TASK REQUIREMENTS: Using the data below, determine the number of lines that include the string "image". Write only that number.

═══

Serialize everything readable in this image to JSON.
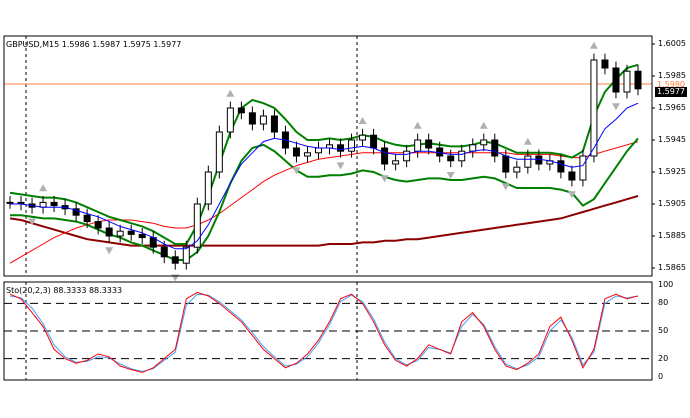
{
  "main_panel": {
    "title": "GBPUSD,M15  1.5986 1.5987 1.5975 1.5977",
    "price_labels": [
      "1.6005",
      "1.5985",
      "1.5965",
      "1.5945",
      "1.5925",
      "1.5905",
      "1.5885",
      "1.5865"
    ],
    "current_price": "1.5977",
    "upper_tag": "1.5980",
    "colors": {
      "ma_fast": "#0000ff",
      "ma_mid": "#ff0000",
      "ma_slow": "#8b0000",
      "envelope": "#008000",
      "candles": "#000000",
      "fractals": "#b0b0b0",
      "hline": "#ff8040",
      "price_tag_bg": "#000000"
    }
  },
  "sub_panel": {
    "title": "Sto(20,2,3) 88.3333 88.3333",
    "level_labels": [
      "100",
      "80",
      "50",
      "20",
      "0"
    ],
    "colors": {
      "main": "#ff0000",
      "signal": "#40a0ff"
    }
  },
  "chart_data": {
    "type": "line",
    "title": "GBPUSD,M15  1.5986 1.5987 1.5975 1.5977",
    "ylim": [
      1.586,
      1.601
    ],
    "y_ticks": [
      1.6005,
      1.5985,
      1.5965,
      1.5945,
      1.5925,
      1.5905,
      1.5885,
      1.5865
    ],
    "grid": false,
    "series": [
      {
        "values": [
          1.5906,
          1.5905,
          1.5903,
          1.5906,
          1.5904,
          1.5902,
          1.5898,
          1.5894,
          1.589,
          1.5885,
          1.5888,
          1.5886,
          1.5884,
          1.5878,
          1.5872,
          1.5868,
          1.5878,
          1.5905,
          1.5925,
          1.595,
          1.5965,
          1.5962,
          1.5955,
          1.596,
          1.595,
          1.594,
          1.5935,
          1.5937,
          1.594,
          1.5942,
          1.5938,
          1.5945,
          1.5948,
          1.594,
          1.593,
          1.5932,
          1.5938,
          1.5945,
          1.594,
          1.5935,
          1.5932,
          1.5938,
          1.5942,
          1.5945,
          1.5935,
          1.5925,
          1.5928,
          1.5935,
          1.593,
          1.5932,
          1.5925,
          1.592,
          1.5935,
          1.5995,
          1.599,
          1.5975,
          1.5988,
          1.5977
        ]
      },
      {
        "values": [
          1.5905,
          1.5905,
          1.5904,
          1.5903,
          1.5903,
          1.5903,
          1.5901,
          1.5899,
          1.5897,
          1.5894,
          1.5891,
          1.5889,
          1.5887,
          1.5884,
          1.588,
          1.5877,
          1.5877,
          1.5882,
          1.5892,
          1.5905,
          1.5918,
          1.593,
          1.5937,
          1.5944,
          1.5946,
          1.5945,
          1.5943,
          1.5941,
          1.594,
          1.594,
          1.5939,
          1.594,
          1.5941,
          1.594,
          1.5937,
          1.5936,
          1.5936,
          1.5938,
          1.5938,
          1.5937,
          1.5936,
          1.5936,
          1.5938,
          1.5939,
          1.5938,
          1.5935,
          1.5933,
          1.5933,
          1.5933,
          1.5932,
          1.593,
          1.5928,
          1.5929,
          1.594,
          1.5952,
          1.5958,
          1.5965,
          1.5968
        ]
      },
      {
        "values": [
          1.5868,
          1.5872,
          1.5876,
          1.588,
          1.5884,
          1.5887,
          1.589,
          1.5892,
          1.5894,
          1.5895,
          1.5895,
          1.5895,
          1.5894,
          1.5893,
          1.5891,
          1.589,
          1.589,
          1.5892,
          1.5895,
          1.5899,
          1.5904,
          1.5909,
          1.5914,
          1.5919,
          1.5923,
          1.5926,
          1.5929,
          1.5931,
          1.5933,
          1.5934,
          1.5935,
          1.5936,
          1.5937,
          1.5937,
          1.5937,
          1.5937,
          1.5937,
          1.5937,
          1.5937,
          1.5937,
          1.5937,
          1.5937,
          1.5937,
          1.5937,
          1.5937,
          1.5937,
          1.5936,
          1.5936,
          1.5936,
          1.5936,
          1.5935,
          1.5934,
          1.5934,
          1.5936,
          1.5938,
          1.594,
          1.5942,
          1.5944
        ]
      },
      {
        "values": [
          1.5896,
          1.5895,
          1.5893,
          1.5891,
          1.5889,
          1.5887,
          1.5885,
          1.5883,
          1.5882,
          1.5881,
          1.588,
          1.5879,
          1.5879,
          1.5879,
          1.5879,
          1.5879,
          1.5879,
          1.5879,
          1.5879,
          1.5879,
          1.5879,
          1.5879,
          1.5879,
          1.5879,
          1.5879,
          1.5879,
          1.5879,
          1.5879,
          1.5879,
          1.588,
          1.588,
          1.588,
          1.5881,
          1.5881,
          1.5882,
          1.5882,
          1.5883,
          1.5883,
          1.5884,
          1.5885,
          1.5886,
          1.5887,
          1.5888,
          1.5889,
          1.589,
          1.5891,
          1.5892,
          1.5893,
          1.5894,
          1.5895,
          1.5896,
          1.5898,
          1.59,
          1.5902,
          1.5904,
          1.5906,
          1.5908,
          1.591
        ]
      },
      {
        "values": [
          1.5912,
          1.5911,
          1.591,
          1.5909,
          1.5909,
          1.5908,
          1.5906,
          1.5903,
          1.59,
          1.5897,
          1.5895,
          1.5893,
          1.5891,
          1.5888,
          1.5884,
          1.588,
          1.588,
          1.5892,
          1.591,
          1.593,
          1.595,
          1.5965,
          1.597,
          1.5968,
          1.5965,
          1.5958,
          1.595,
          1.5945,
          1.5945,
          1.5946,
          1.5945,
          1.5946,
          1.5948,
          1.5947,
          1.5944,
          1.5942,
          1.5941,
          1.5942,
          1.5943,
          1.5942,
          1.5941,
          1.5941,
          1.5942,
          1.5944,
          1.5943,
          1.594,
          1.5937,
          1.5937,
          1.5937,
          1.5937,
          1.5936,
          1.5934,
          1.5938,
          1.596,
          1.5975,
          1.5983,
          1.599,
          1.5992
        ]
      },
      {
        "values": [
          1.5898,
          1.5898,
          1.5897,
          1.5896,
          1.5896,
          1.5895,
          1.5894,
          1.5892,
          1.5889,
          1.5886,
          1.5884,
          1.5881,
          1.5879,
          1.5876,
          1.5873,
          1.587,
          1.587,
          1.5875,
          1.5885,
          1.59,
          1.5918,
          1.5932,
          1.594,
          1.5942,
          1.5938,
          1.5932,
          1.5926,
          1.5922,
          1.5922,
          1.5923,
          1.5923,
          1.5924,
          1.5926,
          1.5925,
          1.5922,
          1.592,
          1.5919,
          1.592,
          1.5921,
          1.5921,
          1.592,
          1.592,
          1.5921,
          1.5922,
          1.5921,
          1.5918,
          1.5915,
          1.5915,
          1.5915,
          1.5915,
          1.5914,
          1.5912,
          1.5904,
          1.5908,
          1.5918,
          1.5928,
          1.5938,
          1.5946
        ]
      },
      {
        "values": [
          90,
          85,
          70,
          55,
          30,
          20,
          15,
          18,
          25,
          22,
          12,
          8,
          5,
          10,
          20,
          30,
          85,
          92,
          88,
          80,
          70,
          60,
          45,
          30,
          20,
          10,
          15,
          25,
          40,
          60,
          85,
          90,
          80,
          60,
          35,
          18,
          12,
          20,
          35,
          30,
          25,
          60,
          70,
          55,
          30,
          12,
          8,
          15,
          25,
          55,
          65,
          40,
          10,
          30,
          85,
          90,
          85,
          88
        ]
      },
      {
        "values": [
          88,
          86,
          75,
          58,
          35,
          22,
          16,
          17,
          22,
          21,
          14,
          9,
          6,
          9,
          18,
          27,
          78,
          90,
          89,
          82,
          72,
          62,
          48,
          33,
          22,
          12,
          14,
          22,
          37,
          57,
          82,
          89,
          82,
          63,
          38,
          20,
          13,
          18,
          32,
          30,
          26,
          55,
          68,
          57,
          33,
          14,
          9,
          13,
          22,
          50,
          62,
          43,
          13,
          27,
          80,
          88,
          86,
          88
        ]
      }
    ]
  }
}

═══

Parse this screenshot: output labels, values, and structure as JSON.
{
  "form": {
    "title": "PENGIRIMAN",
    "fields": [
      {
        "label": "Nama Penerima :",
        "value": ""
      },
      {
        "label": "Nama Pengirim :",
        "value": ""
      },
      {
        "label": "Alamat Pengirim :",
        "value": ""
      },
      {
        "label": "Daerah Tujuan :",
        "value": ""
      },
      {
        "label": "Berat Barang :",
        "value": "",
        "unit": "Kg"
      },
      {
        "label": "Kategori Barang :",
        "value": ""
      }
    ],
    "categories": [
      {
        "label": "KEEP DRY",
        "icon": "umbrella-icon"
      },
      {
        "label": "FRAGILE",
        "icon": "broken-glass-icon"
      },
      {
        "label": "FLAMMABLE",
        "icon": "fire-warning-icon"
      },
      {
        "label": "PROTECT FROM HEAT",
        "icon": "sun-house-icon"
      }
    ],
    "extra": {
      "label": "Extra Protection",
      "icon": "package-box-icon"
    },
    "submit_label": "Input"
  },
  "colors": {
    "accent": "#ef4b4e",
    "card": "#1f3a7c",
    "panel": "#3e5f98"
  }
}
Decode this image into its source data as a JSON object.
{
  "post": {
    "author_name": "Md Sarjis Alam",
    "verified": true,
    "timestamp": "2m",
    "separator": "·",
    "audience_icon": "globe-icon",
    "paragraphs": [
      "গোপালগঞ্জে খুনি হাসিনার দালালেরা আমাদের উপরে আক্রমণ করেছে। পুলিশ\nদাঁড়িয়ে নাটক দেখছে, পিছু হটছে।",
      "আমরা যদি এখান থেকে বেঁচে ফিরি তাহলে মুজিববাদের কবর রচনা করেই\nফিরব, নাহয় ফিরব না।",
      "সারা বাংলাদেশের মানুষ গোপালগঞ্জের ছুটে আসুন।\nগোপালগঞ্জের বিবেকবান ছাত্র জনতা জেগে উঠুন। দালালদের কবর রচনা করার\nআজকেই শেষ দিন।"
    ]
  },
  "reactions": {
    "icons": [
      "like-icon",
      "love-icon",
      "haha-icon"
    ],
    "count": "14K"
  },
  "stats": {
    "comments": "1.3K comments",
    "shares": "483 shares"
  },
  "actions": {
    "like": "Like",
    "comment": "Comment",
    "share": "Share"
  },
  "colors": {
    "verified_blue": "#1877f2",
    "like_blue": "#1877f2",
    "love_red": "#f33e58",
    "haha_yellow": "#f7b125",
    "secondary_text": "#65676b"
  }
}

═══

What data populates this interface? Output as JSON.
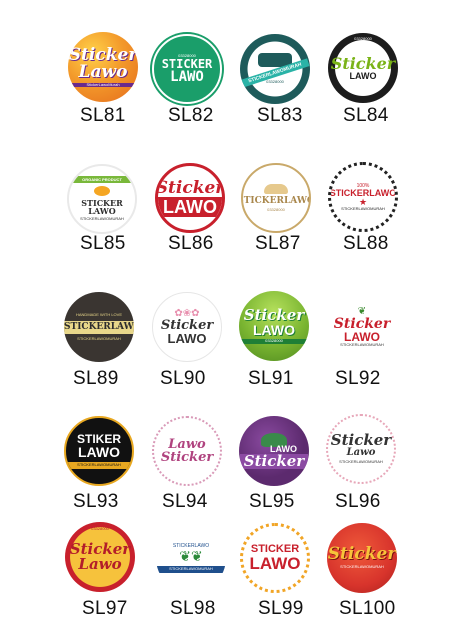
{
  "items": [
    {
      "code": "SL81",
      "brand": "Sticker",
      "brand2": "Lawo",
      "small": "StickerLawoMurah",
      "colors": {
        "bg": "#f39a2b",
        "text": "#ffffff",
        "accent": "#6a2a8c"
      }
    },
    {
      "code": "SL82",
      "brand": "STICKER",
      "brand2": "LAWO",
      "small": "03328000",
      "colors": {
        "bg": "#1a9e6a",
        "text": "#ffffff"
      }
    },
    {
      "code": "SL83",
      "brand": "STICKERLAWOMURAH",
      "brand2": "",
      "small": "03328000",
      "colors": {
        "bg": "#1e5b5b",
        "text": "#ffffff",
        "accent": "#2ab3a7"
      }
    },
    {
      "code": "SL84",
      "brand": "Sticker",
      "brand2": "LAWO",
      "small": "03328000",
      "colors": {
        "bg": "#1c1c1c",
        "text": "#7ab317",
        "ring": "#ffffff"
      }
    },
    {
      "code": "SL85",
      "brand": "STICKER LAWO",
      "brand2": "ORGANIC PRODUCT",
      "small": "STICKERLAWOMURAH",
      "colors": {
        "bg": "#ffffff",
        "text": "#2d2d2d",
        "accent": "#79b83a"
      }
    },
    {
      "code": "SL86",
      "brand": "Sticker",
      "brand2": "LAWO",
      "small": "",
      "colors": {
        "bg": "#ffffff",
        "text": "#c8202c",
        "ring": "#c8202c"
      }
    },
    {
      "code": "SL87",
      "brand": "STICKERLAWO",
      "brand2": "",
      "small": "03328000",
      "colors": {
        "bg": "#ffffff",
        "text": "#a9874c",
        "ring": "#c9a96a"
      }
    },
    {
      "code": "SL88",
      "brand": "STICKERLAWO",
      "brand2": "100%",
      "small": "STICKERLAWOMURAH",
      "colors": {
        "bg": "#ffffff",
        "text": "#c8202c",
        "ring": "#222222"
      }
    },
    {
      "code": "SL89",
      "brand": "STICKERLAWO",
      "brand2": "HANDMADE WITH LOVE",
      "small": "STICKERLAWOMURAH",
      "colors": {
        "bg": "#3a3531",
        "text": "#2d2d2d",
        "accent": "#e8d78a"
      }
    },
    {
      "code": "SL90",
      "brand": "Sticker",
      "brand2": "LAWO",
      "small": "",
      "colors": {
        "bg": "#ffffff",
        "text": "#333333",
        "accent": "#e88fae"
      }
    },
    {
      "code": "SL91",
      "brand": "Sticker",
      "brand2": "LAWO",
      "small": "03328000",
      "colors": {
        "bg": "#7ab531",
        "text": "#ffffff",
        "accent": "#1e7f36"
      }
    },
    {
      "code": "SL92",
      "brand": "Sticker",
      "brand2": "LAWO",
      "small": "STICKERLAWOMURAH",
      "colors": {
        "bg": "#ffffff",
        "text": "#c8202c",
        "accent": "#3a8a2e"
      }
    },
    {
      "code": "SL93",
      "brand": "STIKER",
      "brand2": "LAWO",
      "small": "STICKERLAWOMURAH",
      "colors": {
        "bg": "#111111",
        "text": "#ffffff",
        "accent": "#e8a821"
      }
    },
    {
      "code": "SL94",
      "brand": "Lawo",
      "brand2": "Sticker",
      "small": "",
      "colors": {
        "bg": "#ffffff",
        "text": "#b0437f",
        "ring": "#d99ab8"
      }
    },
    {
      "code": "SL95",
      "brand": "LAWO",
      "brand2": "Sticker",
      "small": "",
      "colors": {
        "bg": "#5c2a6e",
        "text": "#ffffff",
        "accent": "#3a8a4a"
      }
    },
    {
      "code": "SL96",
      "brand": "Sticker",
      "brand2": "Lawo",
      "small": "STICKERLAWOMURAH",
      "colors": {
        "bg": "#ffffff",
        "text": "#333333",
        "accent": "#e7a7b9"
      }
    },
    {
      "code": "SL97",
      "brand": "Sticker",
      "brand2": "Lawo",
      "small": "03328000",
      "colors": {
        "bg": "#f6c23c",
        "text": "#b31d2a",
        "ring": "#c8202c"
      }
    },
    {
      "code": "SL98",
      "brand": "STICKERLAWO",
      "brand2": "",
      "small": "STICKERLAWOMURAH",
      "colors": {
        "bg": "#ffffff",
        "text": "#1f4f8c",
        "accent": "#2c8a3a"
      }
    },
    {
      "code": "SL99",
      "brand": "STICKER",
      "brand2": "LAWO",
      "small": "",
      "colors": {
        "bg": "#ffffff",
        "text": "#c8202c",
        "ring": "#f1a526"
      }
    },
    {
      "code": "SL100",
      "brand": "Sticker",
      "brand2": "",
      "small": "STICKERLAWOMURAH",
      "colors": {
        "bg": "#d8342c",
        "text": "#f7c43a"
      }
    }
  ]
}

═══

FINISHED ANSWER: 2